TASKS TO PERFORM.
**A)** In the article about Oxford Gene Technology's new array, what is the full name of the chip?
**B)** Print the passage of the Oxford Gene Technology array article starting with "Oxford Gene Technology" and going on through "and multiple myeloma.".

PROVIDED TEXT.
________

Oxford Gene Technology will later this month introduce an array with copy number variant and SNP content that it claims can be used to study a number of hematological malignancies, including chronic lymphocytic leukemia and multiple myeloma.
Additionally, the new array includes content that can be used to investigate myeloproliferative neoplasms and myelodysplatic syndromes.
James Clough, OGT's vice president of clinical and genomic solutions, said that the new array is targeted to cytogeneticists that are using older technologies, such as fluorescence in situ hybridization or microscope-based molecular karyotyping. He said that this previous work informed the design of the array.
"Cytogeneticists have been analyzing hematological cancers using standard cytogenetic techniques for many years and, as such, they are particularly well characterized with well-defined chromosomal gains and losses," Clough told BioArray News.
He said that the chip, called the CytoSure Haematological Cancer +SNP array, targets genomic regions "known to be important predictors of disease progression and patient prognosis," while providing "good backbone coverage" of the genome. OGT worked with several collaborators on the design of the array, but Clough declined to name them.
It is one of a number of cancer-focused arrays that OGT plans to launch in coming months for the "genetic analysis of cancerous lesions." Clough said that these new arrays will cover a "broader range" of cancer types, but did not elaborate.
By launching the array, OGT will be expanding its CytoSure menu to include tools for cancer cytogenetics research. The Oxford, UK-based company offers a number of focused arrays for cytogenetics and molecular genetics research.

________

MATERIAL SUPPLIED.

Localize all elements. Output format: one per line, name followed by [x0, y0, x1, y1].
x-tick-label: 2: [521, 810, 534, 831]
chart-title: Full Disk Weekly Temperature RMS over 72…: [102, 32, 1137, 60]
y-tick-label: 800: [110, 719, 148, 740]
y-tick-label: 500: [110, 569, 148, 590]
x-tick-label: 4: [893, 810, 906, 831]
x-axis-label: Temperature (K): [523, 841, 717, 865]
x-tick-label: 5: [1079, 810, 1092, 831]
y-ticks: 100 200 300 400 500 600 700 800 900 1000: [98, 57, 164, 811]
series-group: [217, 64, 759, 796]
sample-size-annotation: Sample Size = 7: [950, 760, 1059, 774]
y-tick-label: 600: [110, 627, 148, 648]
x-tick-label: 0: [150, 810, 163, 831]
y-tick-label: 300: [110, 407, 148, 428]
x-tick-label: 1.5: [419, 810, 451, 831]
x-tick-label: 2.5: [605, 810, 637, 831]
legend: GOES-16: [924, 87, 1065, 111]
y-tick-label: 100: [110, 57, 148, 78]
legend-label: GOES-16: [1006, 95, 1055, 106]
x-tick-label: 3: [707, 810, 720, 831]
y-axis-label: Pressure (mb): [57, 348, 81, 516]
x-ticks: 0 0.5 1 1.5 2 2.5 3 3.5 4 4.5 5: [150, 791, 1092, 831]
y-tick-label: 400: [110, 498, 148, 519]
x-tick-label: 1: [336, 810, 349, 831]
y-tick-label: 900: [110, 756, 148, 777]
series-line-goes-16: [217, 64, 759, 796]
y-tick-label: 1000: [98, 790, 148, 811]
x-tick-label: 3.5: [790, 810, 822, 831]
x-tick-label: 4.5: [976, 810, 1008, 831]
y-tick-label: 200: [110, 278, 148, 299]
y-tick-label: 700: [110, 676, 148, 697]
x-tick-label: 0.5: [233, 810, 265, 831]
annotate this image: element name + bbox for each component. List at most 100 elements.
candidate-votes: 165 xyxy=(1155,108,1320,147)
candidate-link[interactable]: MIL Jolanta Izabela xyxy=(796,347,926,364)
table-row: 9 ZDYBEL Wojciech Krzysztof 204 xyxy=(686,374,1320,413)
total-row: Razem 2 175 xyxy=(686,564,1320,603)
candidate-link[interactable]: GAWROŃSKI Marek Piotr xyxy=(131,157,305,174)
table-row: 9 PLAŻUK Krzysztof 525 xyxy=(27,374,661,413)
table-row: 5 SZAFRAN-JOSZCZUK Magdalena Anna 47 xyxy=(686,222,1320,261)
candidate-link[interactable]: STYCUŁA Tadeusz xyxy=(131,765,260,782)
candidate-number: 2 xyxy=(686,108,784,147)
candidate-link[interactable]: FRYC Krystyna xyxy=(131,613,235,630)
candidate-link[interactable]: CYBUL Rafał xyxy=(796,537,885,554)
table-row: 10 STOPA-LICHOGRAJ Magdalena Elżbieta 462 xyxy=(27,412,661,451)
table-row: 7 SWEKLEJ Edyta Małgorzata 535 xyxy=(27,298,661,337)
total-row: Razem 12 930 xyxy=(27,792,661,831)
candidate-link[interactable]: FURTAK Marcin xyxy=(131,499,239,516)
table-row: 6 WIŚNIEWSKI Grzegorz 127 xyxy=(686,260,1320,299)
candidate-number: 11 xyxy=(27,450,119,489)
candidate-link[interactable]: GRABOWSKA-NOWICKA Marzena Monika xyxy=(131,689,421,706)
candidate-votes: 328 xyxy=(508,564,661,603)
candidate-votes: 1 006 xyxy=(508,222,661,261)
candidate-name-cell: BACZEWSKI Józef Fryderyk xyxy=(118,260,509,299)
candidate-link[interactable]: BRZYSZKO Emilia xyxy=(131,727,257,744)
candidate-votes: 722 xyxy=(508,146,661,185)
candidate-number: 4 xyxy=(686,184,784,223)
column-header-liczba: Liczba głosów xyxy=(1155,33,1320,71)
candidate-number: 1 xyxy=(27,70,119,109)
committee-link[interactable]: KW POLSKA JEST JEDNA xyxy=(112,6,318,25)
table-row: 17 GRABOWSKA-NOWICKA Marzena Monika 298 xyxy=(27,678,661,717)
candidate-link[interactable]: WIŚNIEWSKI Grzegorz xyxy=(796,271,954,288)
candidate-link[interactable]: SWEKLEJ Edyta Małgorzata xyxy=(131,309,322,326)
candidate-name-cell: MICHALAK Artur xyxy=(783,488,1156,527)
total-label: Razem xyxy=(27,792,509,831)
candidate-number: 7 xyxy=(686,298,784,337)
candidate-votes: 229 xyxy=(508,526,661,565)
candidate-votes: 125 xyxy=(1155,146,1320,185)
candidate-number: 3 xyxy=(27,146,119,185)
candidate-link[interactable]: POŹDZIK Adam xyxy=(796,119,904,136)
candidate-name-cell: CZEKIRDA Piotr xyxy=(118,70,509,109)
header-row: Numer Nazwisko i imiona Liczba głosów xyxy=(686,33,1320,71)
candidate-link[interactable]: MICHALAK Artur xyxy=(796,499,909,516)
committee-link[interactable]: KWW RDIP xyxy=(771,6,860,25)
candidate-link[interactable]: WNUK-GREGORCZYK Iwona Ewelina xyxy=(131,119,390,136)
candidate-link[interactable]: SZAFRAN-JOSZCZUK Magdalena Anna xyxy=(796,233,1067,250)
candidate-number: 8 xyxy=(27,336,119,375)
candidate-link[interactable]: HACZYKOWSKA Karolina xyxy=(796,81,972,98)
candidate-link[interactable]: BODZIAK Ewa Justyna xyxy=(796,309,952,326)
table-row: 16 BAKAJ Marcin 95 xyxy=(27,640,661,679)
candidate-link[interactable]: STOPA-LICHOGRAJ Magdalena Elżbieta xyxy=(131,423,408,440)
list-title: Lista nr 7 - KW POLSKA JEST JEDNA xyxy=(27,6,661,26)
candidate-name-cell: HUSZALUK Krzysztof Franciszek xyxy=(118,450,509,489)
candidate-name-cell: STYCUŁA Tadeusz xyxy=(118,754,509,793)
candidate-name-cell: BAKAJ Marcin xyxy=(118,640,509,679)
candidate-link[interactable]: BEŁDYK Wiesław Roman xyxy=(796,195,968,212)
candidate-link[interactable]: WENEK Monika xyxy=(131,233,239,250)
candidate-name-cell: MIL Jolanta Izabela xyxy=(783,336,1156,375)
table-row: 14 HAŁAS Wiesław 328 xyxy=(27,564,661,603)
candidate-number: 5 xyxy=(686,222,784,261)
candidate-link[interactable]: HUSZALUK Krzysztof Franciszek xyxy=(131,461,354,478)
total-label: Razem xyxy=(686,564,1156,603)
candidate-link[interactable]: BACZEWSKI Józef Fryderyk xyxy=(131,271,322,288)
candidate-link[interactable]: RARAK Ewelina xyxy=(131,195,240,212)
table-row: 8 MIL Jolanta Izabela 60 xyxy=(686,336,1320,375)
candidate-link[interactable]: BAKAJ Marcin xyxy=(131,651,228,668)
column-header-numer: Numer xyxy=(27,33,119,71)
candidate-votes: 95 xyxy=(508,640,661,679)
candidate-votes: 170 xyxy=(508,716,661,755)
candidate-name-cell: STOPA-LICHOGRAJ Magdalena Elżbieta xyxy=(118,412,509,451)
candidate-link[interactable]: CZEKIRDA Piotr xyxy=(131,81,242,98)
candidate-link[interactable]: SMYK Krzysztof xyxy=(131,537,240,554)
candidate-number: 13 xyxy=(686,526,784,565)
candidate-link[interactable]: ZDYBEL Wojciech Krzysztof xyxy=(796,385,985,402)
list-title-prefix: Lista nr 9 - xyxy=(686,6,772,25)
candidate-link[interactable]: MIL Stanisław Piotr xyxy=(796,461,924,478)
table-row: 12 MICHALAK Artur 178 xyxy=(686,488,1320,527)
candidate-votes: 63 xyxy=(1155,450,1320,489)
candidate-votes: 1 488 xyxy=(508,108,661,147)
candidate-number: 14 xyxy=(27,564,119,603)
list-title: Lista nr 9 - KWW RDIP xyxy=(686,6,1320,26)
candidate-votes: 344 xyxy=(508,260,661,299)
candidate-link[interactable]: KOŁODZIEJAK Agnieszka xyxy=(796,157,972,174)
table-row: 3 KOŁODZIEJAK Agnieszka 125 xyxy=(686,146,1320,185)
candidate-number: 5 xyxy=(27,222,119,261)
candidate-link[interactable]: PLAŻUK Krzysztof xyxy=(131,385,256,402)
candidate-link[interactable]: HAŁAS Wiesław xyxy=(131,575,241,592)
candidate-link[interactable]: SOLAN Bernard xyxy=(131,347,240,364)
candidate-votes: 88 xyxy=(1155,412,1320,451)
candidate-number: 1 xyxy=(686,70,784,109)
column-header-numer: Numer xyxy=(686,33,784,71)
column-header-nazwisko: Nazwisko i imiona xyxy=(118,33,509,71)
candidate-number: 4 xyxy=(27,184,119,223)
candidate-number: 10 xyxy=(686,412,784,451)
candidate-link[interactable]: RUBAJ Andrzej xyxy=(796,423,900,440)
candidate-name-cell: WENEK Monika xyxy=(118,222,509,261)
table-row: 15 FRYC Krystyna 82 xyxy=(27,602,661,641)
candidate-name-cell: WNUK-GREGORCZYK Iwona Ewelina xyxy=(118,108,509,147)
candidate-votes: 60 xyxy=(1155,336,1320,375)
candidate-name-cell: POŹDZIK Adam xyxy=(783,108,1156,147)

________

EXERCISE RESPONSES.
**A)** The CytoSure Haematological Cancer +SNP array.

**B)**
Oxford Gene Technology will later this month introduce an array with copy number variant and SNP content that it claims can be used to study a number of hematological malignancies, including chronic lymphocytic leukemia and multiple myeloma.